-- start Records for this exercise --
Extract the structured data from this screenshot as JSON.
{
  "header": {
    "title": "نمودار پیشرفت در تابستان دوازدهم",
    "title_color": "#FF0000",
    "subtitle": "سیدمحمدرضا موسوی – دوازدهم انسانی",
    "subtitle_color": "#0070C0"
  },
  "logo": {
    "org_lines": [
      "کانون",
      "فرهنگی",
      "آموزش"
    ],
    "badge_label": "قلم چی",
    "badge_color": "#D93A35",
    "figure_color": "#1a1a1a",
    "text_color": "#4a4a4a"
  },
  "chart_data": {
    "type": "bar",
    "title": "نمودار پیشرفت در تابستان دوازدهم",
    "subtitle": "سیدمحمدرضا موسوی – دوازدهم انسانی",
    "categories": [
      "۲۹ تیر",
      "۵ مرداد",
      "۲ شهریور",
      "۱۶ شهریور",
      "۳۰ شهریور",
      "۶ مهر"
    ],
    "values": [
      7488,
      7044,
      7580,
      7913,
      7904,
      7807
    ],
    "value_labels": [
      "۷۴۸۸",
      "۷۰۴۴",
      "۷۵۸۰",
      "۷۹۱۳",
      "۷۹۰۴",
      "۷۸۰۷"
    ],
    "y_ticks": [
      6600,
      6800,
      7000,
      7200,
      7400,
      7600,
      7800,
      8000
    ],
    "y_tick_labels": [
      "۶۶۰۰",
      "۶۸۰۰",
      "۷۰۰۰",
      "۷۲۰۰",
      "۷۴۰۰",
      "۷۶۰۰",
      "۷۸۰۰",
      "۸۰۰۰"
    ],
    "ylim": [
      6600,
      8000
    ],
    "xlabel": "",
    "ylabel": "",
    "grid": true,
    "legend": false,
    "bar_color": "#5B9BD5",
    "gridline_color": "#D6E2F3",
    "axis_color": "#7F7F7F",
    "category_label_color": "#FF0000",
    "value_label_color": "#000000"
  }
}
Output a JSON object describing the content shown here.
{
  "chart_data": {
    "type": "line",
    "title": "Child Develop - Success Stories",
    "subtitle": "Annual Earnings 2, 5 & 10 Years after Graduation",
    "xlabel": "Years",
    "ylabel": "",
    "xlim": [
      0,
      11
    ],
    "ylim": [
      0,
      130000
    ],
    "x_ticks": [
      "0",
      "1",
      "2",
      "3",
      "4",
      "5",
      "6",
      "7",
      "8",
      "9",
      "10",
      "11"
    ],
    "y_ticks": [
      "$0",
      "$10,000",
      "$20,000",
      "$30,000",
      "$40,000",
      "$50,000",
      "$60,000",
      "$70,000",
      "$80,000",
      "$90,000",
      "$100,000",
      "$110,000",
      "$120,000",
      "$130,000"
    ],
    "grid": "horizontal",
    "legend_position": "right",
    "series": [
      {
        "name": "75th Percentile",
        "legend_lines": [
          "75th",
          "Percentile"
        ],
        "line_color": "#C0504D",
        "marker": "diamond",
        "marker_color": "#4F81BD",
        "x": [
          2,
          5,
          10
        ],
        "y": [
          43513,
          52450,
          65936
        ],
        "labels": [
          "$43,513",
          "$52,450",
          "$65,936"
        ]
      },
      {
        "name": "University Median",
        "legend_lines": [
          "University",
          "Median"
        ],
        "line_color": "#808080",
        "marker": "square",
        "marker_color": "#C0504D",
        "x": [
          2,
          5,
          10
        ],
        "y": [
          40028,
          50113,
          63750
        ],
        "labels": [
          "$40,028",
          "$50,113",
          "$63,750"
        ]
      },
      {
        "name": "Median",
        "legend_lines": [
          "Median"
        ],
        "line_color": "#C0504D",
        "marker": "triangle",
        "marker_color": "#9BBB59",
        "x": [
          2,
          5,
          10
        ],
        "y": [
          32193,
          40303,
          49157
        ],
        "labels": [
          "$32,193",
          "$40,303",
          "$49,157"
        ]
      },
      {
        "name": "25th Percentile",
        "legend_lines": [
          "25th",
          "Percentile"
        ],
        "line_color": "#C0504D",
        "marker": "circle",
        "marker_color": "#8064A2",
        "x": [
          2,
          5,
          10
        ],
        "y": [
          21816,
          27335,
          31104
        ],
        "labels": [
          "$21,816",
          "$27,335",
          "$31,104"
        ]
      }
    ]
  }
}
-- end Records for this exercise --
» Exercise:
Return all of the data word for word.

» Final answer:
Extract the structured data from this screenshot as JSON.
{
  "header": {
    "title": "نمودار پیشرفت در تابستان دوازدهم",
    "title_color": "#FF0000",
    "subtitle": "سیدمحمدرضا موسوی – دوازدهم انسانی",
    "subtitle_color": "#0070C0"
  },
  "logo": {
    "org_lines": [
      "کانون",
      "فرهنگی",
      "آموزش"
    ],
    "badge_label": "قلم چی",
    "badge_color": "#D93A35",
    "figure_color": "#1a1a1a",
    "text_color": "#4a4a4a"
  },
  "chart_data": {
    "type": "bar",
    "title": "نمودار پیشرفت در تابستان دوازدهم",
    "subtitle": "سیدمحمدرضا موسوی – دوازدهم انسانی",
    "categories": [
      "۲۹ تیر",
      "۵ مرداد",
      "۲ شهریور",
      "۱۶ شهریور",
      "۳۰ شهریور",
      "۶ مهر"
    ],
    "values": [
      7488,
      7044,
      7580,
      7913,
      7904,
      7807
    ],
    "value_labels": [
      "۷۴۸۸",
      "۷۰۴۴",
      "۷۵۸۰",
      "۷۹۱۳",
      "۷۹۰۴",
      "۷۸۰۷"
    ],
    "y_ticks": [
      6600,
      6800,
      7000,
      7200,
      7400,
      7600,
      7800,
      8000
    ],
    "y_tick_labels": [
      "۶۶۰۰",
      "۶۸۰۰",
      "۷۰۰۰",
      "۷۲۰۰",
      "۷۴۰۰",
      "۷۶۰۰",
      "۷۸۰۰",
      "۸۰۰۰"
    ],
    "ylim": [
      6600,
      8000
    ],
    "xlabel": "",
    "ylabel": "",
    "grid": true,
    "legend": false,
    "bar_color": "#5B9BD5",
    "gridline_color": "#D6E2F3",
    "axis_color": "#7F7F7F",
    "category_label_color": "#FF0000",
    "value_label_color": "#000000"
  }
}
Output a JSON object describing the content shown here.
{
  "chart_data": {
    "type": "line",
    "title": "Child Develop - Success Stories",
    "subtitle": "Annual Earnings 2, 5 & 10 Years after Graduation",
    "xlabel": "Years",
    "ylabel": "",
    "xlim": [
      0,
      11
    ],
    "ylim": [
      0,
      130000
    ],
    "x_ticks": [
      "0",
      "1",
      "2",
      "3",
      "4",
      "5",
      "6",
      "7",
      "8",
      "9",
      "10",
      "11"
    ],
    "y_ticks": [
      "$0",
      "$10,000",
      "$20,000",
      "$30,000",
      "$40,000",
      "$50,000",
      "$60,000",
      "$70,000",
      "$80,000",
      "$90,000",
      "$100,000",
      "$110,000",
      "$120,000",
      "$130,000"
    ],
    "grid": "horizontal",
    "legend_position": "right",
    "series": [
      {
        "name": "75th Percentile",
        "legend_lines": [
          "75th",
          "Percentile"
        ],
        "line_color": "#C0504D",
        "marker": "diamond",
        "marker_color": "#4F81BD",
        "x": [
          2,
          5,
          10
        ],
        "y": [
          43513,
          52450,
          65936
        ],
        "labels": [
          "$43,513",
          "$52,450",
          "$65,936"
        ]
      },
      {
        "name": "University Median",
        "legend_lines": [
          "University",
          "Median"
        ],
        "line_color": "#808080",
        "marker": "square",
        "marker_color": "#C0504D",
        "x": [
          2,
          5,
          10
        ],
        "y": [
          40028,
          50113,
          63750
        ],
        "labels": [
          "$40,028",
          "$50,113",
          "$63,750"
        ]
      },
      {
        "name": "Median",
        "legend_lines": [
          "Median"
        ],
        "line_color": "#C0504D",
        "marker": "triangle",
        "marker_color": "#9BBB59",
        "x": [
          2,
          5,
          10
        ],
        "y": [
          32193,
          40303,
          49157
        ],
        "labels": [
          "$32,193",
          "$40,303",
          "$49,157"
        ]
      },
      {
        "name": "25th Percentile",
        "legend_lines": [
          "25th",
          "Percentile"
        ],
        "line_color": "#C0504D",
        "marker": "circle",
        "marker_color": "#8064A2",
        "x": [
          2,
          5,
          10
        ],
        "y": [
          21816,
          27335,
          31104
        ],
        "labels": [
          "$21,816",
          "$27,335",
          "$31,104"
        ]
      }
    ]
  }
}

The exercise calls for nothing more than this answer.